-- Required work --
Exactly as they appear, copy the lines of the listing from the one containing "What text is on this page?" through the final line, both included, and nothing else.

-- Data to use --
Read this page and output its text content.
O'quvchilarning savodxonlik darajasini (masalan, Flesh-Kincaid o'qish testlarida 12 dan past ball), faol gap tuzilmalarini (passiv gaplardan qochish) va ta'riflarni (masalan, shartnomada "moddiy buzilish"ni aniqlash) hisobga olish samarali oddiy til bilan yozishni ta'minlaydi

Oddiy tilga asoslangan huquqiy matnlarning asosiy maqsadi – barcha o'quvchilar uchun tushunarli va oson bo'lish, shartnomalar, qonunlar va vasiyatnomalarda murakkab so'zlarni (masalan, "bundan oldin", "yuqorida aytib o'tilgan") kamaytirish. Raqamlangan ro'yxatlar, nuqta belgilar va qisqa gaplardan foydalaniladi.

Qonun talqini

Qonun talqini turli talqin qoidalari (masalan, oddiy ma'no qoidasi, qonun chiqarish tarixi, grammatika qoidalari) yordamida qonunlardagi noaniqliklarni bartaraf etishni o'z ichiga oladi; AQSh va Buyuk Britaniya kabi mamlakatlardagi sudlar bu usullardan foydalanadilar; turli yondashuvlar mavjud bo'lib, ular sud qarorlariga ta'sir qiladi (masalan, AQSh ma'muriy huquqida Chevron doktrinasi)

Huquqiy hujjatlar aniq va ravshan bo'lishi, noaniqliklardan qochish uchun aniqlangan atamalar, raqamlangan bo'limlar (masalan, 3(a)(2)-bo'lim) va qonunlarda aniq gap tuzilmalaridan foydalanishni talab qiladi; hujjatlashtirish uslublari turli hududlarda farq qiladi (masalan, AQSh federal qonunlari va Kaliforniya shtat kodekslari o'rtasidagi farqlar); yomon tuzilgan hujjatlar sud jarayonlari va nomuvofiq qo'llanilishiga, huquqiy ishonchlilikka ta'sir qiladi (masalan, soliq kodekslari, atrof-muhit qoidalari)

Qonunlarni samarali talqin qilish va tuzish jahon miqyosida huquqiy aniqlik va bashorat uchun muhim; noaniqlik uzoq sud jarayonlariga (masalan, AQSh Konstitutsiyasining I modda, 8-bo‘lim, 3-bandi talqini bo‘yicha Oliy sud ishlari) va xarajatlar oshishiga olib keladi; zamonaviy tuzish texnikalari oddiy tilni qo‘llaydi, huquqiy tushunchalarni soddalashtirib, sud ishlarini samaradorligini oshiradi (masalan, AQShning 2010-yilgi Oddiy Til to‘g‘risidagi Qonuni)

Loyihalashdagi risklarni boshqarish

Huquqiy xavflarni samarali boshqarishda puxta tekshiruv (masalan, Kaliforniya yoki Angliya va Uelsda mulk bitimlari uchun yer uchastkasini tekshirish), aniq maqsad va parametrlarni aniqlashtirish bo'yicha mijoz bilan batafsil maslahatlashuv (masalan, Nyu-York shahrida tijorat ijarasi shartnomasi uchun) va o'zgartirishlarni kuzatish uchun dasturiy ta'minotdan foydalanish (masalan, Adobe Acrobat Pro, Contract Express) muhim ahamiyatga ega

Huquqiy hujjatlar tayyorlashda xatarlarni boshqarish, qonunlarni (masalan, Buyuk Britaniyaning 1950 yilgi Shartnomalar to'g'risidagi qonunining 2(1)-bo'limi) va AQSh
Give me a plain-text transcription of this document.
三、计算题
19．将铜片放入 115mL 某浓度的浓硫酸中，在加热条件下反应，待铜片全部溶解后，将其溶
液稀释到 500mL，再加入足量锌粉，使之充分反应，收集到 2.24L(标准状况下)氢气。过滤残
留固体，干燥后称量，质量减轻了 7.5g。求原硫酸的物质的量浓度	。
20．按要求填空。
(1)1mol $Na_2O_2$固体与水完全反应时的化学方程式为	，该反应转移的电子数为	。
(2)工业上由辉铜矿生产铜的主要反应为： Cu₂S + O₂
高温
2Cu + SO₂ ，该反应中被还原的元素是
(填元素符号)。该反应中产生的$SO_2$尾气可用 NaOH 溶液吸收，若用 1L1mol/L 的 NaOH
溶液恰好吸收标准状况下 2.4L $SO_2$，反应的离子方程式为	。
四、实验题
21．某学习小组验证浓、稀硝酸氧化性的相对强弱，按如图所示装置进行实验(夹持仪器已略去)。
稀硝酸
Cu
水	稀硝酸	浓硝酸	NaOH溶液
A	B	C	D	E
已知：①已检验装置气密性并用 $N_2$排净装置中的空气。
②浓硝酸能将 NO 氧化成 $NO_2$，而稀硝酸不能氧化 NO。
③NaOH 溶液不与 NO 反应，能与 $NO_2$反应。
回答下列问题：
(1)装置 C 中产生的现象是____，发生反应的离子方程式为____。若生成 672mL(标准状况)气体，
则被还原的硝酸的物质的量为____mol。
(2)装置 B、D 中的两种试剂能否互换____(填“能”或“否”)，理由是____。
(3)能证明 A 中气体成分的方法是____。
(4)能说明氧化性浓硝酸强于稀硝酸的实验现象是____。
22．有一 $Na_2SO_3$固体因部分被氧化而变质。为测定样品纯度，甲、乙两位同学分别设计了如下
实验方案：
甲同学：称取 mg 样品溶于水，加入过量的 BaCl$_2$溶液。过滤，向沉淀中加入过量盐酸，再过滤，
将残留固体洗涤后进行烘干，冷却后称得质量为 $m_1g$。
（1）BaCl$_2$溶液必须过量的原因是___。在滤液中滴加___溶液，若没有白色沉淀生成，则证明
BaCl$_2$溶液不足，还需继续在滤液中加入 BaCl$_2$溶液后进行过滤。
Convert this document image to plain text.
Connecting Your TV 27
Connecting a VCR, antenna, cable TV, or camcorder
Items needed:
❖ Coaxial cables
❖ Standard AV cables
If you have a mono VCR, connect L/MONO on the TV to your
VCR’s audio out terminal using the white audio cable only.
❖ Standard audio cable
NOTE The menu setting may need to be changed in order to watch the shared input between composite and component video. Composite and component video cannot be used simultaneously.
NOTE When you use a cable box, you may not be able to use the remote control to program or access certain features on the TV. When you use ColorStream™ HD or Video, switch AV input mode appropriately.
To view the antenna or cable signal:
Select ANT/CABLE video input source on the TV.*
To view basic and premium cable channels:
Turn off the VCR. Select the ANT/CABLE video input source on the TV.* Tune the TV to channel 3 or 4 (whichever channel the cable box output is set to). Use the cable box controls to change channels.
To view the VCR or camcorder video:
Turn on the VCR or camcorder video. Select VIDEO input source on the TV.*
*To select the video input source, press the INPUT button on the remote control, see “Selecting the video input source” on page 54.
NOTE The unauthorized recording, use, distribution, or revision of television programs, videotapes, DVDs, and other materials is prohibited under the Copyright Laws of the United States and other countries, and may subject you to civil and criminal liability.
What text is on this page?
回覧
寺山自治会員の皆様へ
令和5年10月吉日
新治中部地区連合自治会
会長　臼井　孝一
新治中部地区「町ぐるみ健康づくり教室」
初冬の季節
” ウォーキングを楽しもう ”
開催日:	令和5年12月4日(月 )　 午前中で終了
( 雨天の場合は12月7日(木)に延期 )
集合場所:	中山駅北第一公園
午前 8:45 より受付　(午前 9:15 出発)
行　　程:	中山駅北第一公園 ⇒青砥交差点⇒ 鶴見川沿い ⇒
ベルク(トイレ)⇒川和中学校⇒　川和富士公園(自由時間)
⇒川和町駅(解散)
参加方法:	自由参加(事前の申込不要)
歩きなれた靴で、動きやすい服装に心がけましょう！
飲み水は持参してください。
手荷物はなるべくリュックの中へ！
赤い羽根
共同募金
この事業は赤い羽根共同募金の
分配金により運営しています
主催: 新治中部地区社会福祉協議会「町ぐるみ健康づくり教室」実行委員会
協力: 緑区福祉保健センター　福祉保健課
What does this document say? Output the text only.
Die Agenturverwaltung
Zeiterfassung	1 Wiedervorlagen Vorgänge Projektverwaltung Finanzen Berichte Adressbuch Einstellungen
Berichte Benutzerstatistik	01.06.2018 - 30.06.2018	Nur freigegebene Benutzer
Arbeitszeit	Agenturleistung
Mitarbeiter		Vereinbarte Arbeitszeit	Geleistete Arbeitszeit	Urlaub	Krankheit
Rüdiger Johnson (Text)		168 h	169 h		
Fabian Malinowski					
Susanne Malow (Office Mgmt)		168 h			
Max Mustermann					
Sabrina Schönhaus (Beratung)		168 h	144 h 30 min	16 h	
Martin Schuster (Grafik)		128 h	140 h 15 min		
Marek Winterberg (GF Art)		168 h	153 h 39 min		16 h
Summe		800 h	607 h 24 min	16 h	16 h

-- Written solution --
What text is on this page?
回覧
寺山自治会員の皆様へ
令和5年10月吉日
新治中部地区連合自治会
会長　臼井　孝一
新治中部地区「町ぐるみ健康づくり教室」
初冬の季節
” ウォーキングを楽しもう ”
開催日:	令和5年12月4日(月 )　 午前中で終了
( 雨天の場合は12月7日(木)に延期 )
集合場所:	中山駅北第一公園
午前 8:45 より受付　(午前 9:15 出発)
行　　程:	中山駅北第一公園 ⇒青砥交差点⇒ 鶴見川沿い ⇒
ベルク(トイレ)⇒川和中学校⇒　川和富士公園(自由時間)
⇒川和町駅(解散)
参加方法:	自由参加(事前の申込不要)
歩きなれた靴で、動きやすい服装に心がけましょう！
飲み水は持参してください。
手荷物はなるべくリュックの中へ！
赤い羽根
共同募金
この事業は赤い羽根共同募金の
分配金により運営しています
主催: 新治中部地区社会福祉協議会「町ぐるみ健康づくり教室」実行委員会
協力: 緑区福祉保健センター　福祉保健課
What does this document say? Output the text only.
Die Agenturverwaltung
Zeiterfassung	1 Wiedervorlagen Vorgänge Projektverwaltung Finanzen Berichte Adressbuch Einstellungen
Berichte Benutzerstatistik	01.06.2018 - 30.06.2018	Nur freigegebene Benutzer
Arbeitszeit	Agenturleistung
Mitarbeiter		Vereinbarte Arbeitszeit	Geleistete Arbeitszeit	Urlaub	Krankheit
Rüdiger Johnson (Text)		168 h	169 h		
Fabian Malinowski					
Susanne Malow (Office Mgmt)		168 h			
Max Mustermann					
Sabrina Schönhaus (Beratung)		168 h	144 h 30 min	16 h	
Martin Schuster (Grafik)		128 h	140 h 15 min		
Marek Winterberg (GF Art)		168 h	153 h 39 min		16 h
Summe		800 h	607 h 24 min	16 h	16 h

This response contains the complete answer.